__Input records__.
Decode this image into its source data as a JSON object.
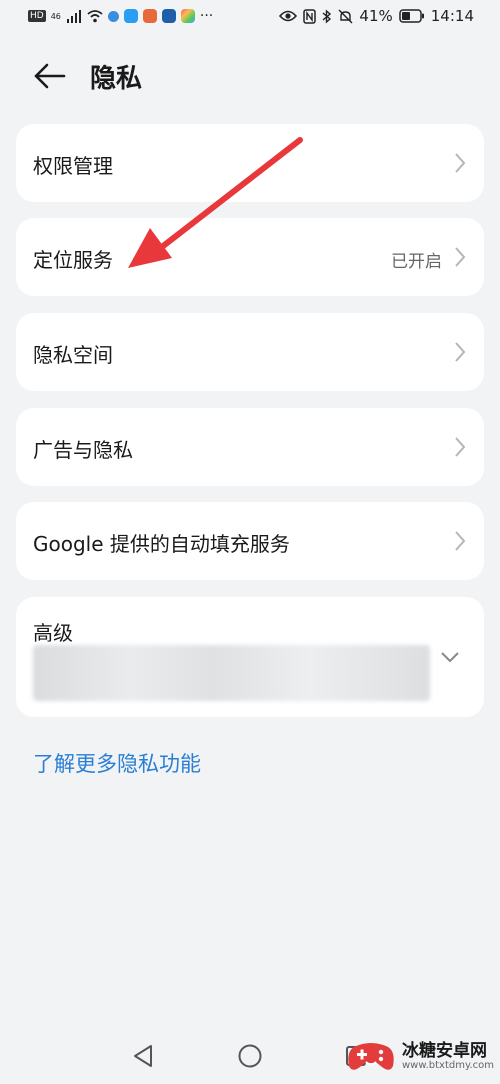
{
  "status_bar": {
    "left_label": "HD",
    "signal": "46",
    "more": "···",
    "battery": "41%",
    "time": "14:14",
    "icons": [
      "signal-icon",
      "wifi-icon",
      "app-icons",
      "eye-icon",
      "nfc-icon",
      "bluetooth-icon",
      "mute-icon",
      "battery-icon"
    ]
  },
  "header": {
    "title": "隐私",
    "back_icon": "back-arrow-icon"
  },
  "items": [
    {
      "label": "权限管理",
      "value": ""
    },
    {
      "label": "定位服务",
      "value": "已开启"
    },
    {
      "label": "隐私空间",
      "value": ""
    },
    {
      "label": "广告与隐私",
      "value": ""
    },
    {
      "label": "Google 提供的自动填充服务",
      "value": ""
    }
  ],
  "advanced": {
    "label": "高级",
    "icon": "chevron-down-icon"
  },
  "learn_more": "了解更多隐私功能",
  "watermark": {
    "main": "冰糖安卓网",
    "sub": "www.btxtdmy.com"
  },
  "colors": {
    "link": "#2a7fd4",
    "annotation_arrow": "#e8383b",
    "background": "#f1f3f5"
  }
}
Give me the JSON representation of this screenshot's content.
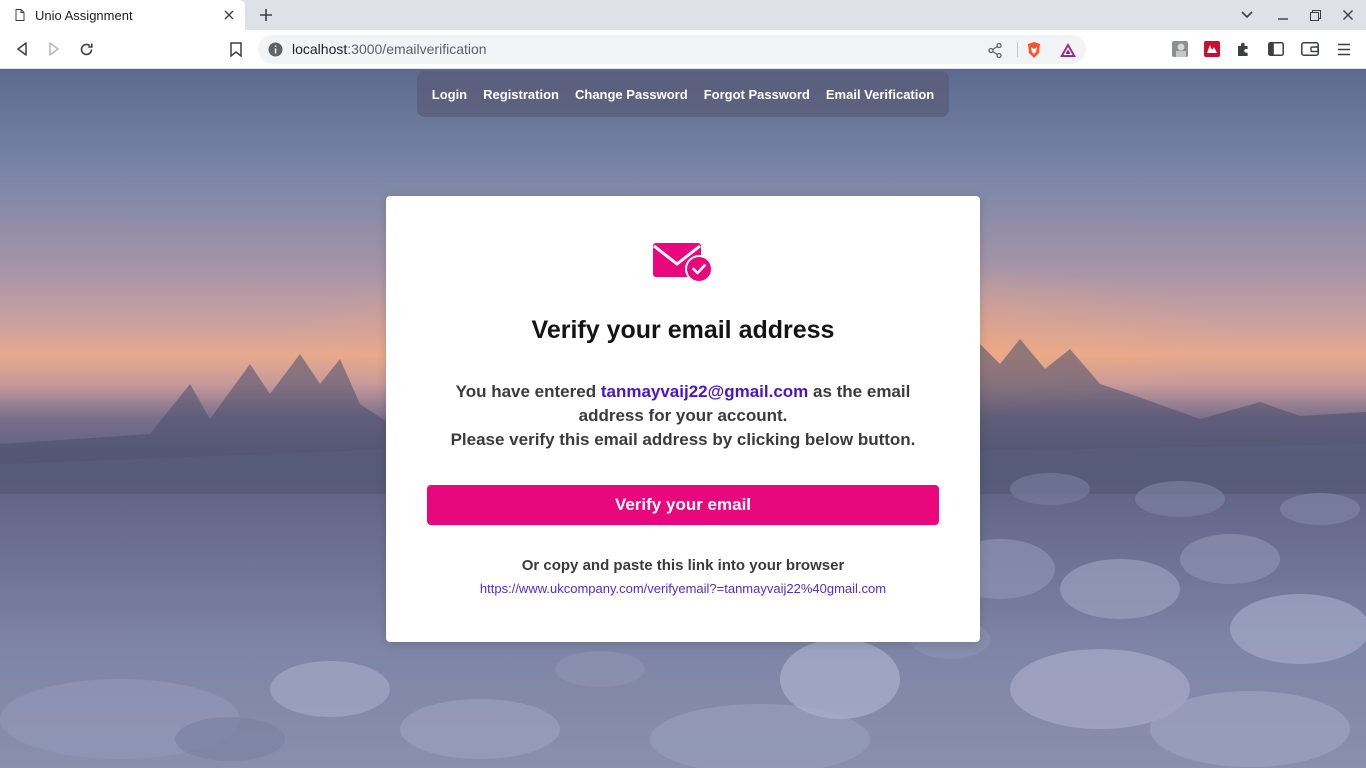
{
  "browser": {
    "tab_title": "Unio Assignment",
    "url_host": "localhost",
    "url_path": ":3000/emailverification"
  },
  "nav": {
    "items": [
      "Login",
      "Registration",
      "Change Password",
      "Forgot Password",
      "Email Verification"
    ]
  },
  "card": {
    "heading": "Verify your email address",
    "message_prefix": "You have entered ",
    "email": "tanmayvaij22@gmail.com",
    "message_suffix": " as the email address for your account.",
    "message_line2": "Please verify this email address by clicking below button.",
    "button_label": "Verify your email",
    "alt_text": "Or copy and paste this link into your browser",
    "verify_link": "https://www.ukcompany.com/verifyemail?=tanmayvaij22%40gmail.com"
  },
  "colors": {
    "accent": "#e8077d",
    "email_text": "#4b14c8",
    "link": "#4b2ed6"
  }
}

__Written task__. Exactly the lines from the line with "Give me the" through the last line of the listing, both included, should be extracted, and the pictures left behind.

__Problem solution__.
Give me the JSON representation of this screenshot's content.
{
  "browser": {
    "tab_title": "Unio Assignment",
    "url_host": "localhost",
    "url_path": ":3000/emailverification"
  },
  "nav": {
    "items": [
      "Login",
      "Registration",
      "Change Password",
      "Forgot Password",
      "Email Verification"
    ]
  },
  "card": {
    "heading": "Verify your email address",
    "message_prefix": "You have entered ",
    "email": "tanmayvaij22@gmail.com",
    "message_suffix": " as the email address for your account.",
    "message_line2": "Please verify this email address by clicking below button.",
    "button_label": "Verify your email",
    "alt_text": "Or copy and paste this link into your browser",
    "verify_link": "https://www.ukcompany.com/verifyemail?=tanmayvaij22%40gmail.com"
  },
  "colors": {
    "accent": "#e8077d",
    "email_text": "#4b14c8",
    "link": "#4b2ed6"
  }
}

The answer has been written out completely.